- [Records excerpted from a collection]:
==================================================
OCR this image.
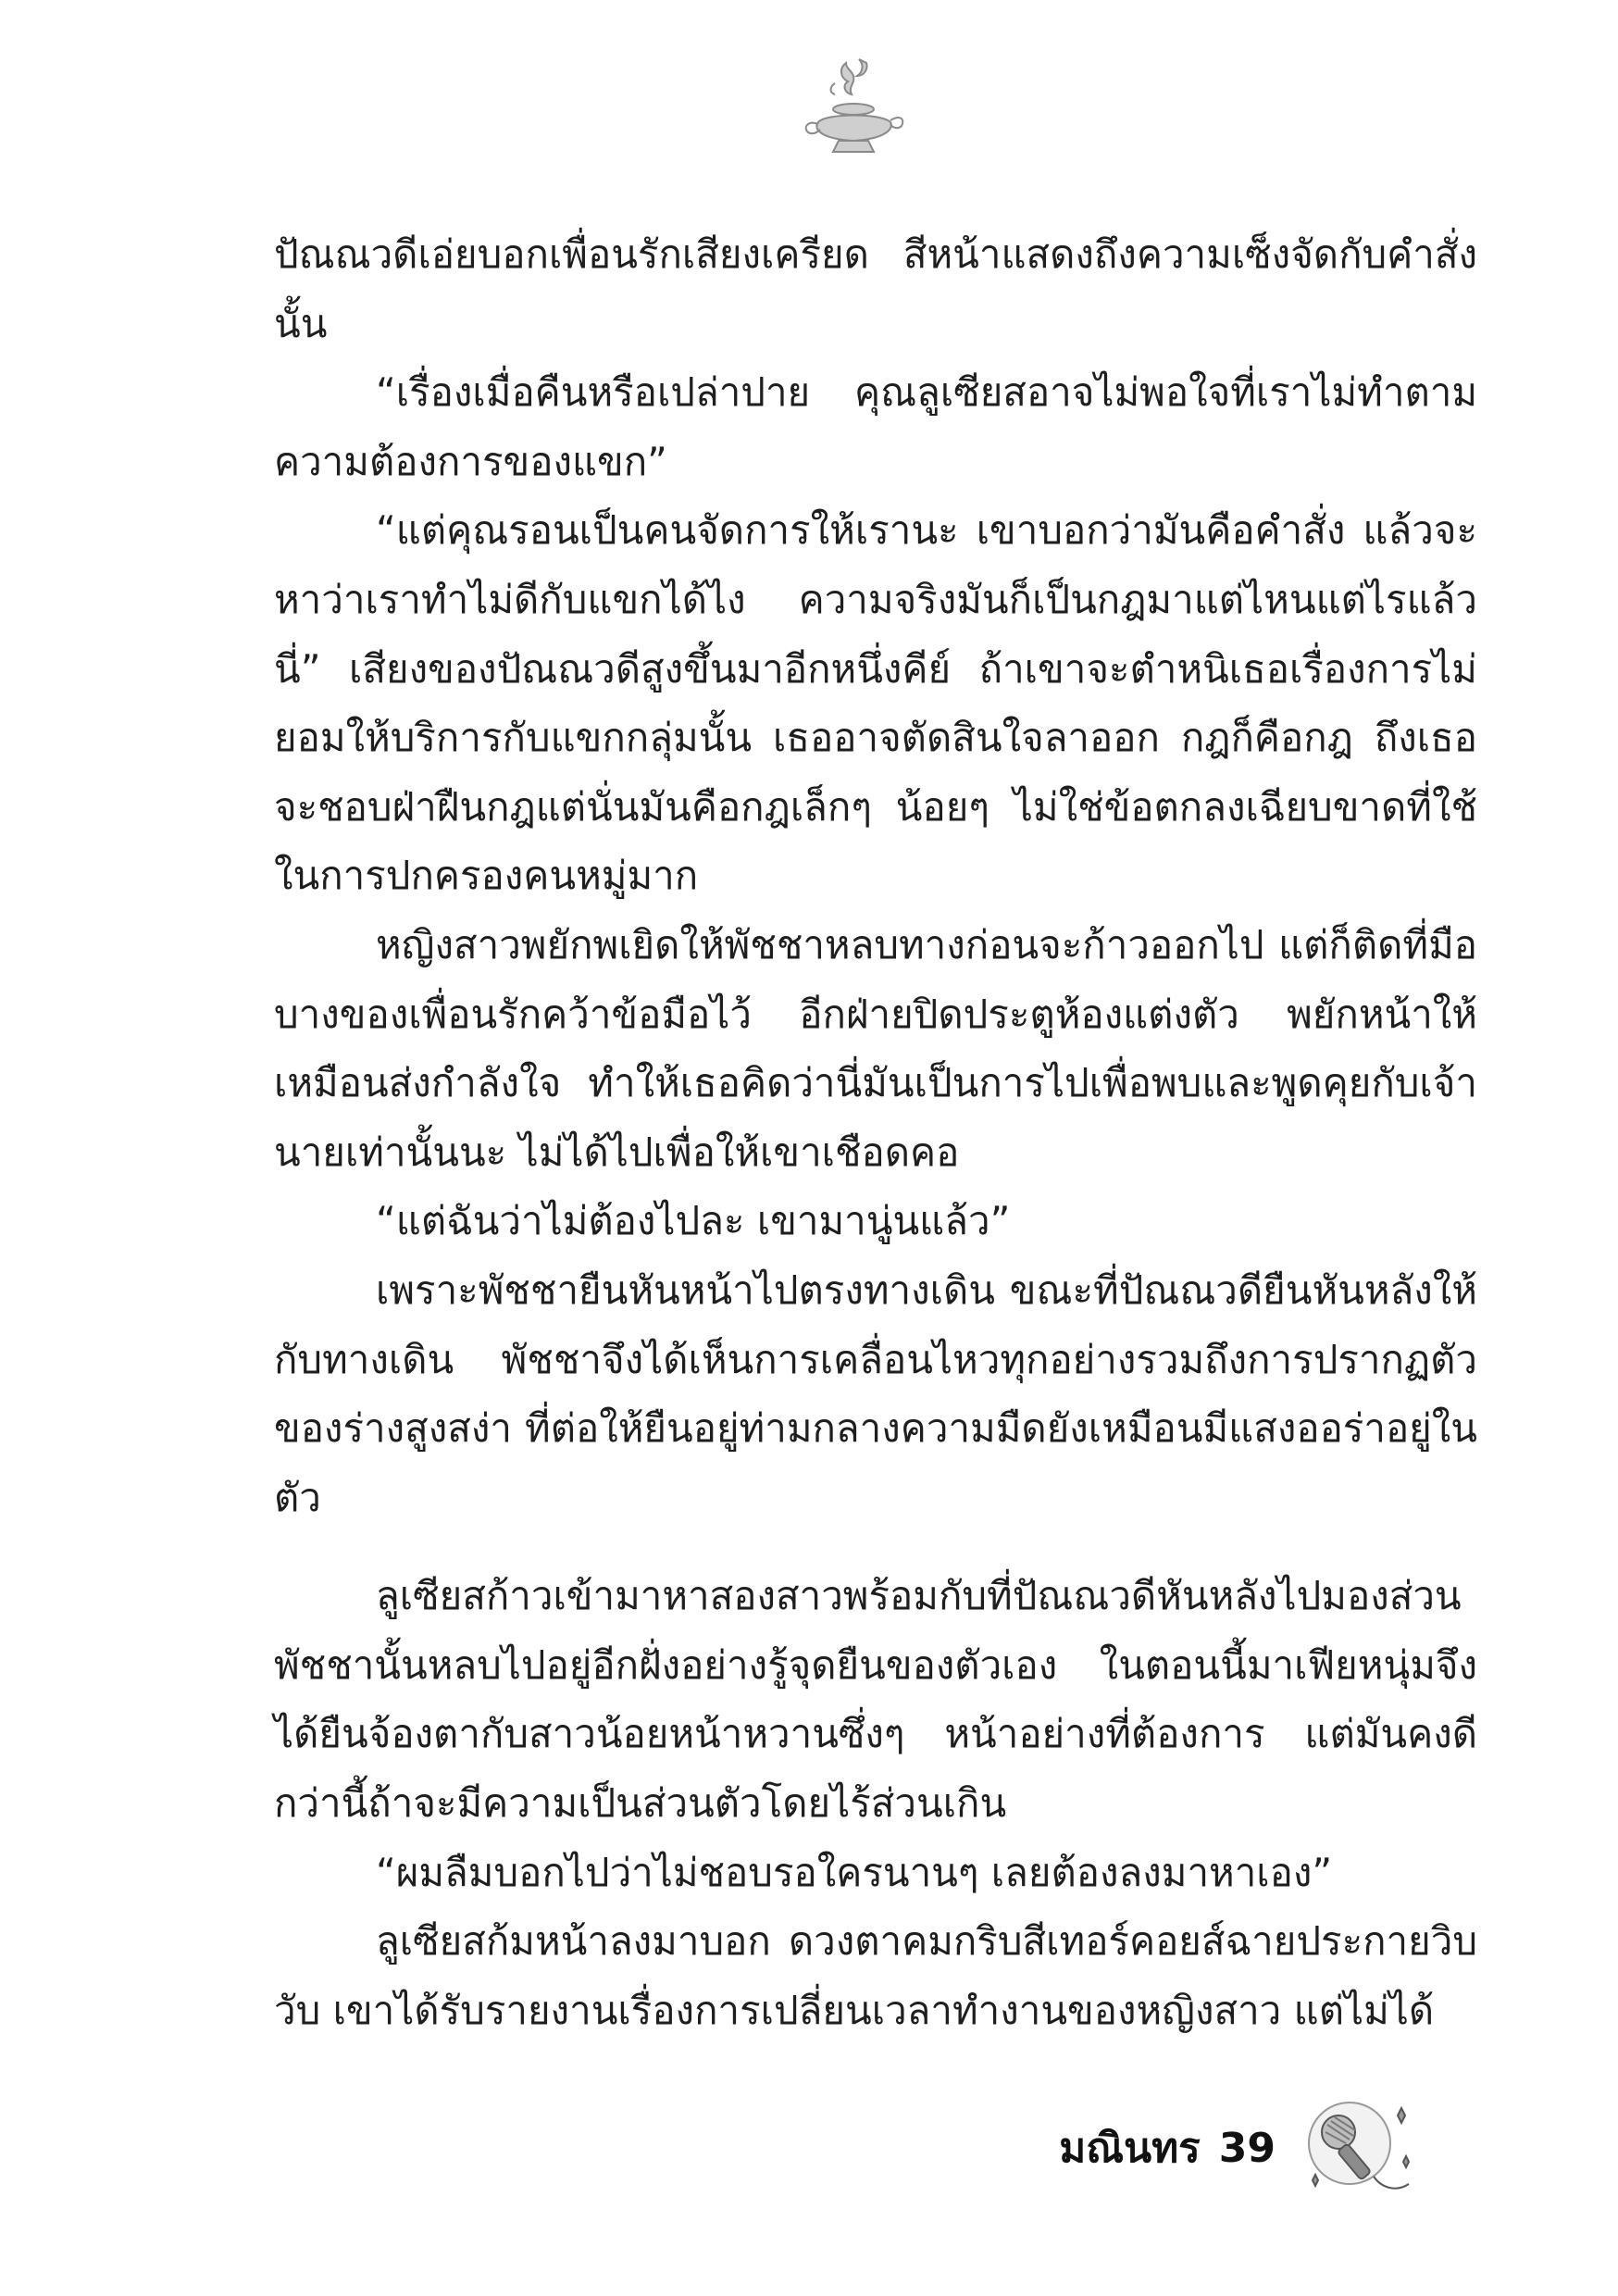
ปัณณวดีเอ่ยบอกเพื่อนรักเสียงเครียด สีหน้าแสดงถึงความเซ็งจัดกับคำสั่งนั้น

“เรื่องเมื่อคืนหรือเปล่าปาย คุณลูเซียสอาจไม่พอใจที่เราไม่ทำตามความต้องการของแขก”

“แต่คุณรอนเป็นคนจัดการให้เรานะ เขาบอกว่ามันคือคำสั่ง แล้วจะหาว่าเราทำไม่ดีกับแขกได้ไง ความจริงมันก็เป็นกฎมาแต่ไหนแต่ไรแล้วนี่” เสียงของปัณณวดีสูงขึ้นมาอีกหนึ่งคีย์ ถ้าเขาจะตำหนิเธอเรื่องการไม่ยอมให้บริการกับแขกกลุ่มนั้น เธออาจตัดสินใจลาออก กฎก็คือกฎ ถึงเธอจะชอบฝ่าฝืนกฎแต่นั่นมันคือกฎเล็กๆ น้อยๆ ไม่ใช่ข้อตกลงเฉียบขาดที่ใช้ในการปกครองคนหมู่มาก

หญิงสาวพยักพเยิดให้พัชชาหลบทางก่อนจะก้าวออกไป แต่ก็ติดที่มือบางของเพื่อนรักคว้าข้อมือไว้ อีกฝ่ายปิดประตูห้องแต่งตัว พยักหน้าให้เหมือนส่งกำลังใจ ทำให้เธอคิดว่านี่มันเป็นการไปเพื่อพบและพูดคุยกับเจ้านายเท่านั้นนะ ไม่ได้ไปเพื่อให้เขาเชือดคอ

“แต่ฉันว่าไม่ต้องไปละ เขามานู่นแล้ว”

เพราะพัชชายืนหันหน้าไปตรงทางเดิน ขณะที่ปัณณวดียืนหันหลังให้กับทางเดิน พัชชาจึงได้เห็นการเคลื่อนไหวทุกอย่างรวมถึงการปรากฏตัวของร่างสูงสง่า ที่ต่อให้ยืนอยู่ท่ามกลางความมืดยังเหมือนมีแสงออร่าอยู่ในตัว

ลูเซียสก้าวเข้ามาหาสองสาวพร้อมกับที่ปัณณวดีหันหลังไปมองส่วนพัชชานั้นหลบไปอยู่อีกฝั่งอย่างรู้จุดยืนของตัวเอง ในตอนนี้มาเฟียหนุ่มจึงได้ยืนจ้องตากับสาวน้อยหน้าหวานซึ่งๆ หน้าอย่างที่ต้องการ แต่มันคงดีกว่านี้ถ้าจะมีความเป็นส่วนตัวโดยไร้ส่วนเกิน

“ผมลืมบอกไปว่าไม่ชอบรอใครนานๆ เลยต้องลงมาหาเอง”

ลูเซียสก้มหน้าลงมาบอก ดวงตาคมกริบสีเทอร์คอยส์ฉายประกายวิบวับ เขาได้รับรายงานเรื่องการเปลี่ยนเวลาทำงานของหญิงสาว แต่ไม่ได้

มณินทร 39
==================================================
- [Short problem]: Lines holding the word "ณณวด" in the entries above are the ones to pull out. Copy them all.

- [Task response]:
ปัณณวดีเอ่ยบอกเพื่อนรักเสียงเครียด สีหน้าแสดงถึงความเซ็งจัดกับคำสั่งนั้น
“แต่คุณรอนเป็นคนจัดการให้เรานะ เขาบอกว่ามันคือคำสั่ง แล้วจะหาว่าเราทำไม่ดีกับแขกได้ไง ความจริงมันก็เป็นกฎมาแต่ไหนแต่ไรแล้วนี่” เสียงของปัณณวดีสูงขึ้นมาอีกหนึ่งคีย์ ถ้าเขาจะตำหนิเธอเรื่องการไม่ยอมให้บริการกับแขกกลุ่มนั้น เธออาจตัดสินใจลาออก กฎก็คือกฎ ถึงเธอจะชอบฝ่าฝืนกฎแต่นั่นมันคือกฎเล็กๆ น้อยๆ ไม่ใช่ข้อตกลงเฉียบขาดที่ใช้ในการปกครองคนหมู่มาก
เพราะพัชชายืนหันหน้าไปตรงทางเดิน ขณะที่ปัณณวดียืนหันหลังให้กับทางเดิน พัชชาจึงได้เห็นการเคลื่อนไหวทุกอย่างรวมถึงการปรากฏตัวของร่างสูงสง่า ที่ต่อให้ยืนอยู่ท่ามกลางความมืดยังเหมือนมีแสงออร่าอยู่ในตัว
ลูเซียสก้าวเข้ามาหาสองสาวพร้อมกับที่ปัณณวดีหันหลังไปมองส่วนพัชชานั้นหลบไปอยู่อีกฝั่งอย่างรู้จุดยืนของตัวเอง ในตอนนี้มาเฟียหนุ่มจึงได้ยืนจ้องตากับสาวน้อยหน้าหวานซึ่งๆ หน้าอย่างที่ต้องการ แต่มันคงดีกว่านี้ถ้าจะมีความเป็นส่วนตัวโดยไร้ส่วนเกิน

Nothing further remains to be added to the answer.